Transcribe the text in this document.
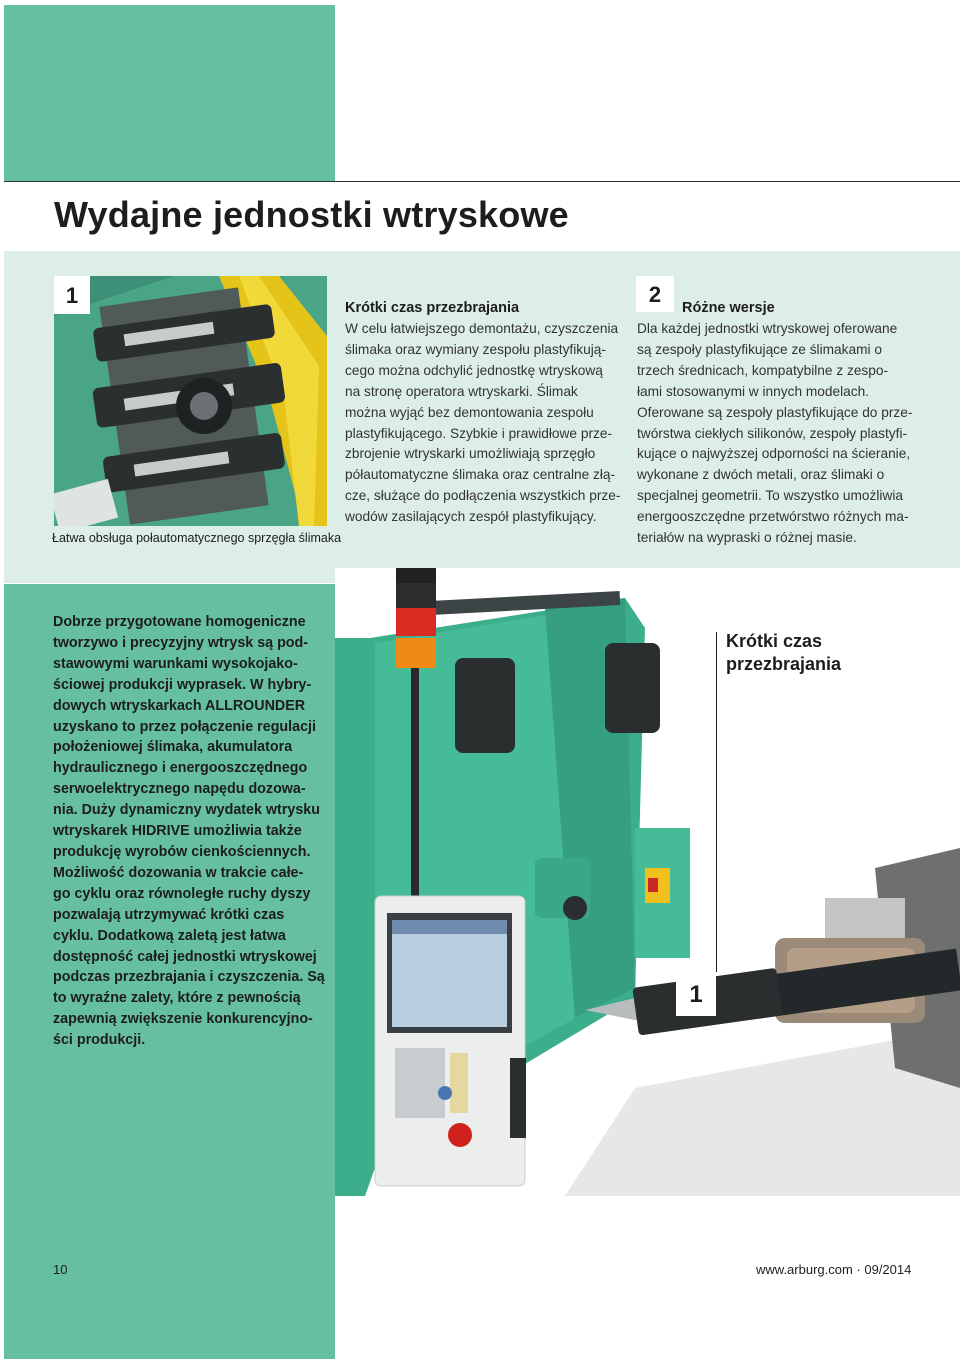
Wydajne jednostki wtryskowe
1
Łatwa obsługa połautomatycznego sprzęgła ślimaka
Krótki czas przezbrajania
W celu łatwiejszego demontażu, czyszczenia
ślimaka oraz wymiany zespołu plastyfikują-
cego można odchylić jednostkę wtryskową
na stronę operatora wtryskarki. Ślimak
można wyjąć bez demontowania zespołu
plastyfikującego. Szybkie i prawidłowe prze-
zbrojenie wtryskarki umożliwiają sprzęgło
półautomatyczne ślimaka oraz centralne złą-
cze, służące do podłączenia wszystkich prze-
wodów zasilających zespół plastyfikujący.
2
Różne wersje
Dla każdej jednostki wtryskowej oferowane
są zespoły plastyfikujące ze ślimakami o
trzech średnicach, kompatybilne z zespo-
łami stosowanymi w innych modelach.
Oferowane są zespoły plastyfikujące do prze-
twórstwa ciekłych silikonów, zespoły plastyfi-
kujące o najwyższej odporności na ścieranie,
wykonane z dwóch metali, oraz ślimaki o
specjalnej geometrii. To wszystko umożliwia
energooszczędne przetwórstwo różnych ma-
teriałów na wypraski o różnej masie.
Dobrze przygotowane homogeniczne
tworzywo i precyzyjny wtrysk są pod-
stawowymi warunkami wysokojako-
ściowej produkcji wyprasek. W hybry-
dowych wtryskarkach ALLROUNDER
uzyskano to przez połączenie regulacji
położeniowej ślimaka, akumulatora
hydraulicznego i energooszczędnego
serwoelektrycznego napędu dozowa-
nia. Duży dynamiczny wydatek wtrysku
wtryskarek HIDRIVE umożliwia także
produkcję wyrobów cienkościennych.
Możliwość dozowania w trakcie całe-
go cyklu oraz równoległe ruchy dyszy
pozwalają utrzymywać krótki czas
cyklu. Dodatkową zaletą jest łatwa
dostępność całej jednostki wtryskowej
podczas przezbrajania i czyszczenia. Są
to wyraźne zalety, które z pewnością
zapewnią zwiększenie konkurencyjno-
ści produkcji.
Krótki czas
przezbrajania
1
10	www.arburg.com · 09/2014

----

In the data above, how many lines contain the string "zespoły"? Answer with the number only.

3